■ WRITTEN TASK ■
Copy every line from the material below that holds "text".
* * * *
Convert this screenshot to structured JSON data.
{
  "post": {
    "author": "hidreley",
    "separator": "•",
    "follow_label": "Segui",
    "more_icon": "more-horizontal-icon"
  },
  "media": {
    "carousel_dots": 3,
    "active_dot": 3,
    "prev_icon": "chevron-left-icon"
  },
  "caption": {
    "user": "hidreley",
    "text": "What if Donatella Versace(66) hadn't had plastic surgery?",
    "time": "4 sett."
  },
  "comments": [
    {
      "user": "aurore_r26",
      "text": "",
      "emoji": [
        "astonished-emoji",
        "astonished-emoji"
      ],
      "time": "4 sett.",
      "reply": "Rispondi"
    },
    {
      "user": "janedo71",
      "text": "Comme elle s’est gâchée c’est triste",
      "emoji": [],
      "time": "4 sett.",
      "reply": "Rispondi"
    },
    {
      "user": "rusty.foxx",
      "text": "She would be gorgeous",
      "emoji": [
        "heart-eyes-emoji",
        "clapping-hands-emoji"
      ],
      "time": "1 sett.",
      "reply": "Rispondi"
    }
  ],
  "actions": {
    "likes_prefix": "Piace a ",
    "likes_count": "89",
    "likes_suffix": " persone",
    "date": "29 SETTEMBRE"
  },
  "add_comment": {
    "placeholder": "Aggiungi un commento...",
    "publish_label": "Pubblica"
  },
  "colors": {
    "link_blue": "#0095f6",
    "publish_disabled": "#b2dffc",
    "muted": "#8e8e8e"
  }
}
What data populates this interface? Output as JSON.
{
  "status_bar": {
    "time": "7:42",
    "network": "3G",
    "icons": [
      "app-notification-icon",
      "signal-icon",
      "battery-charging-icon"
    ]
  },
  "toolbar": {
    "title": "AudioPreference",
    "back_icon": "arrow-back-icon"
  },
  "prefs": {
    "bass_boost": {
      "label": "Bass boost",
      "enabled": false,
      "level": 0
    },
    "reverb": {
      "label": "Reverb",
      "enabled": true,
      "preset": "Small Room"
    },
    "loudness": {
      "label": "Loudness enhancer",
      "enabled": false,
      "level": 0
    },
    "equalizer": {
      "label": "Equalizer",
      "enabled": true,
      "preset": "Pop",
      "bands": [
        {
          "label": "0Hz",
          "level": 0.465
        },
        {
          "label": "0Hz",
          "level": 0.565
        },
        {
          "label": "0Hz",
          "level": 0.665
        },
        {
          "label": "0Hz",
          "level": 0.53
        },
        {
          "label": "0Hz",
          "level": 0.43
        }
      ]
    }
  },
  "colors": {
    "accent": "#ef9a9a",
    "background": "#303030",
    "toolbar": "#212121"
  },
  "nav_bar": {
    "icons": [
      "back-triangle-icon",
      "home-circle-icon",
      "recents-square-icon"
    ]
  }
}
* * * *
■ ANSWER FOR THIS EXERCISE ■
    "text": "What if Donatella Versace(66) hadn't had plastic surgery?",
      "text": "",
      "text": "Comme elle s’est gâchée c’est triste",
      "text": "She would be gorgeous",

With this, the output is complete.